Find the word "teacher" in the material below and gather every line that contains it.

═════ Given information ═════

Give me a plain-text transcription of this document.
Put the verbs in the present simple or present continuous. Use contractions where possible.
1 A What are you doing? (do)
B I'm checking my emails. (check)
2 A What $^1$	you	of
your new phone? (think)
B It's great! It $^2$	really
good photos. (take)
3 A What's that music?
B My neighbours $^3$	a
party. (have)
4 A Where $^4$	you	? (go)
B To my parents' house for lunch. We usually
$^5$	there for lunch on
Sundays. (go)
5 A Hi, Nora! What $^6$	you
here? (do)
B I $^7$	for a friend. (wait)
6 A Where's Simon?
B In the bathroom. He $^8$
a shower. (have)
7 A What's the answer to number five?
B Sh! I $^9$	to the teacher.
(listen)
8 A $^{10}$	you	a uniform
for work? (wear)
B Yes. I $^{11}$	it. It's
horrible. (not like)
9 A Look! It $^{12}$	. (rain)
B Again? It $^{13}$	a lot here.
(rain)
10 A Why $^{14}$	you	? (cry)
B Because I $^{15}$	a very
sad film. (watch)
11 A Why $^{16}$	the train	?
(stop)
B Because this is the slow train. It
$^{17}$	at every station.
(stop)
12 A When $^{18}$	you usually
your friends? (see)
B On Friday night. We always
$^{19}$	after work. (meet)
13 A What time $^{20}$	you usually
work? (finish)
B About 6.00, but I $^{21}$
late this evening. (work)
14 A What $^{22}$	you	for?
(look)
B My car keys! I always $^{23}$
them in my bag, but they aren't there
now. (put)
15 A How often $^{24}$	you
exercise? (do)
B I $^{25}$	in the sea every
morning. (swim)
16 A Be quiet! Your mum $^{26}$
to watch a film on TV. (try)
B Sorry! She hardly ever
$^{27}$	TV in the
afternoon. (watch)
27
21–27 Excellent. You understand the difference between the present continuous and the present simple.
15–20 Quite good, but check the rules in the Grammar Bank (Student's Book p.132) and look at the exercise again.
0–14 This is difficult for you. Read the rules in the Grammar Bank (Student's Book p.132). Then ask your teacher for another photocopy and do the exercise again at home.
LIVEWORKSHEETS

═════
═════ Given information ═════

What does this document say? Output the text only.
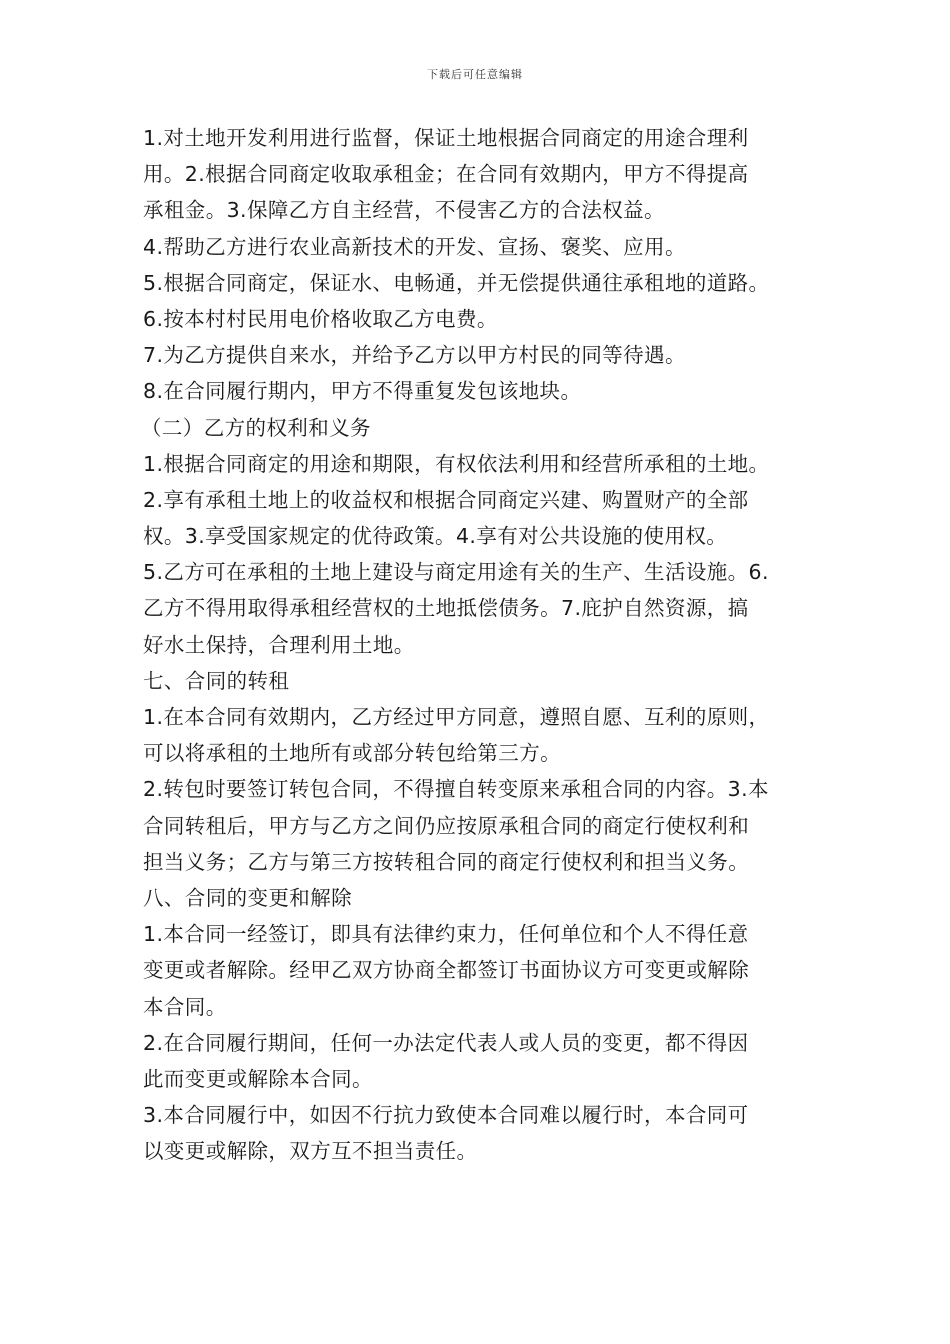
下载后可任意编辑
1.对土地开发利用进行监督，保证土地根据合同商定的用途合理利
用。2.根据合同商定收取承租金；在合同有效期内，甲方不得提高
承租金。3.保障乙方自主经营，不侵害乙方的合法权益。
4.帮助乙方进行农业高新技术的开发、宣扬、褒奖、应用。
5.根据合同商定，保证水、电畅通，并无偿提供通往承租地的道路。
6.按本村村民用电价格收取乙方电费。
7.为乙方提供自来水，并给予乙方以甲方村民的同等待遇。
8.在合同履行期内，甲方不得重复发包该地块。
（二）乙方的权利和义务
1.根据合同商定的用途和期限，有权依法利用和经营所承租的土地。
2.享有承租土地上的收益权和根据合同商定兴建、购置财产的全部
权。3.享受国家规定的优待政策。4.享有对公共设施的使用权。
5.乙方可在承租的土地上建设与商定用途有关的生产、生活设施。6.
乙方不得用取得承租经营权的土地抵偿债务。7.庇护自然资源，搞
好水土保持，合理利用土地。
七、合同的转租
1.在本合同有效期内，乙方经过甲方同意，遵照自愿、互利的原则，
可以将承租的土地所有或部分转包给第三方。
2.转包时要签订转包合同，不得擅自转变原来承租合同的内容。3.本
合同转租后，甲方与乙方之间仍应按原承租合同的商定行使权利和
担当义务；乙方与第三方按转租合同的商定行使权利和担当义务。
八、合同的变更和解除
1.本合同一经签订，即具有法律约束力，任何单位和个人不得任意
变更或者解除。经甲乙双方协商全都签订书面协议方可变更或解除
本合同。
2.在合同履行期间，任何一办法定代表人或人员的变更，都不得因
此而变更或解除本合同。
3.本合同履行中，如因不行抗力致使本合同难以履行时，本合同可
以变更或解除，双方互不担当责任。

═════
═════ Given information ═════

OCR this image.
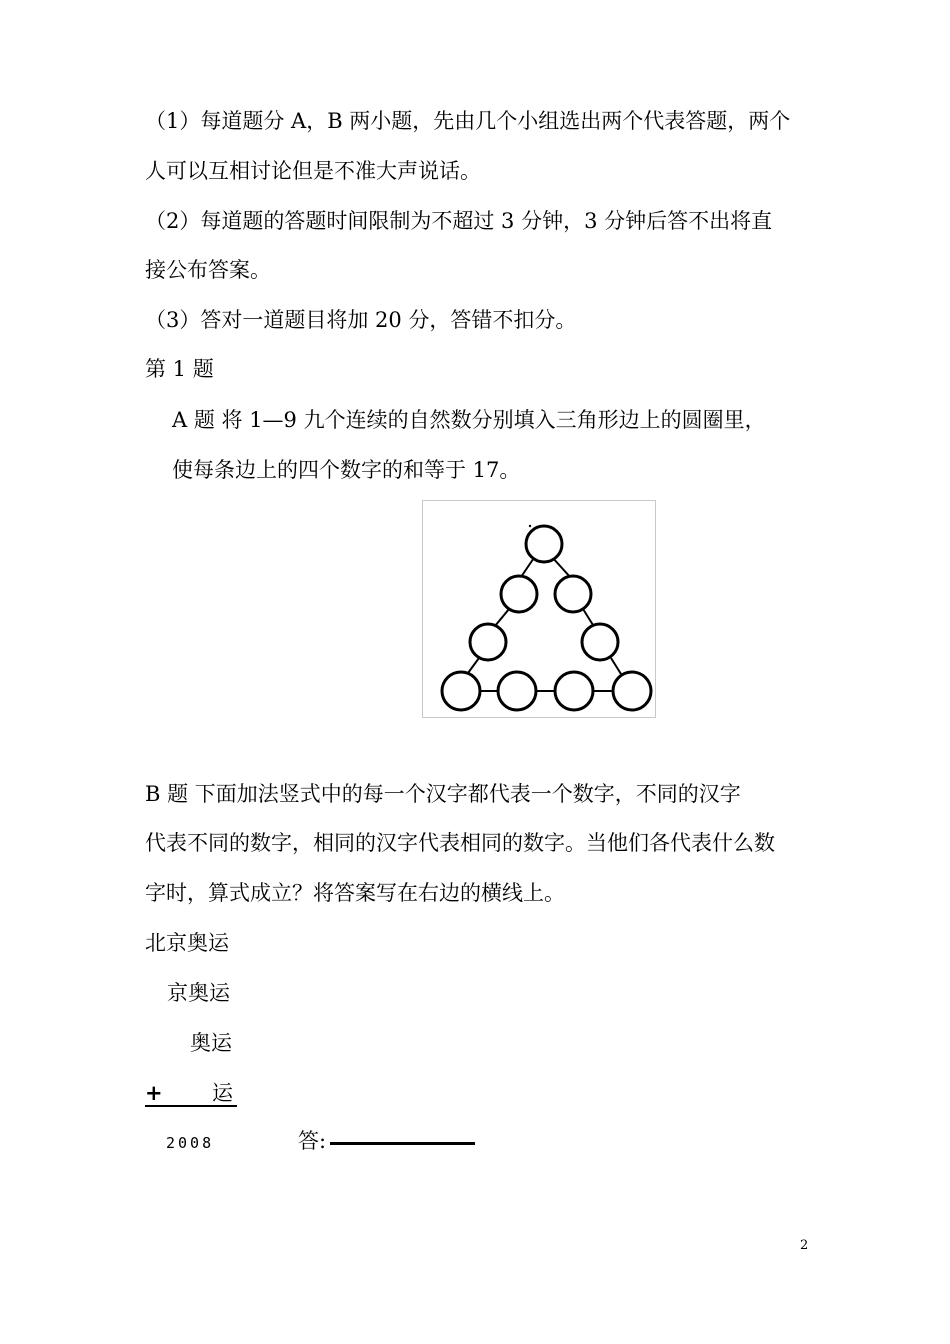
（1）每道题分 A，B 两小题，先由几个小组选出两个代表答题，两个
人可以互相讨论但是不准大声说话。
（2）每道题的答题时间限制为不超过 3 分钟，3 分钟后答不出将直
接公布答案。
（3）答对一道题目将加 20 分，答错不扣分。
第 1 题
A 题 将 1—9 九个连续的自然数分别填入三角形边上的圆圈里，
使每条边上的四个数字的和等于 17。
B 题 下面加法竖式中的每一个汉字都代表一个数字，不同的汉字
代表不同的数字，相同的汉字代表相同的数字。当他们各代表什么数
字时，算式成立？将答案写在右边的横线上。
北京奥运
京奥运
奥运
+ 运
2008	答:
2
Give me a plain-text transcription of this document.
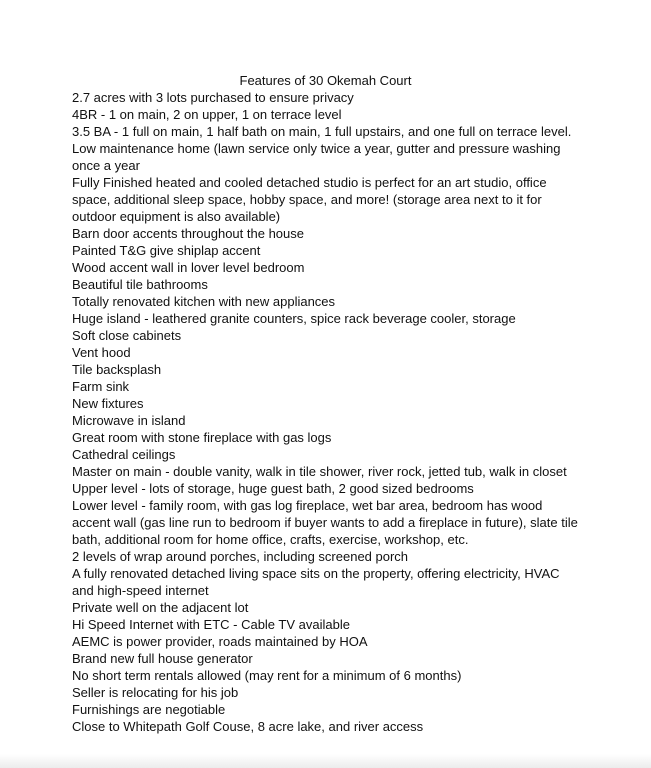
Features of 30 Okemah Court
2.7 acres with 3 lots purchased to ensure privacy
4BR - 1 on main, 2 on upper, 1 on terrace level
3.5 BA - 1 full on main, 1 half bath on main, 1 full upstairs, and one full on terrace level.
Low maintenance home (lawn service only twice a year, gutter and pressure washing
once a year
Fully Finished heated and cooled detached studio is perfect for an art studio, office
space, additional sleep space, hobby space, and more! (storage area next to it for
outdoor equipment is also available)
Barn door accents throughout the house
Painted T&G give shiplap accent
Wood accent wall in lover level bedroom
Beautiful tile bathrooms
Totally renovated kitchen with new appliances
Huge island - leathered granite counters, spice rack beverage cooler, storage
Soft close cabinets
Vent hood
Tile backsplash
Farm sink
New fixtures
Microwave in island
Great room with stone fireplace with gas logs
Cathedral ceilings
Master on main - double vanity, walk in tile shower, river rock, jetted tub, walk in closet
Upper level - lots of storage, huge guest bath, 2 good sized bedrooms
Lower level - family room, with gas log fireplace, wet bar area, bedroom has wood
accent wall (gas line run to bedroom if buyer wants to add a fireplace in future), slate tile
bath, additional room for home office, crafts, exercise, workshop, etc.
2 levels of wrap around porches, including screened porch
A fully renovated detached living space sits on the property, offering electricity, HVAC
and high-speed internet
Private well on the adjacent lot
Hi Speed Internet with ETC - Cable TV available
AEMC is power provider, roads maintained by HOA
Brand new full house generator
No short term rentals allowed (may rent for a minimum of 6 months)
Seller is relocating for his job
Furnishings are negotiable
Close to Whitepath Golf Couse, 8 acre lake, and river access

═════

Solution to this exercise –
B Sh! I $^9$	to the teacher.
0–14 This is difficult for you. Read the rules in the Grammar Bank (Student's Book p.132). Then ask your teacher for another photocopy and do the exercise again at home.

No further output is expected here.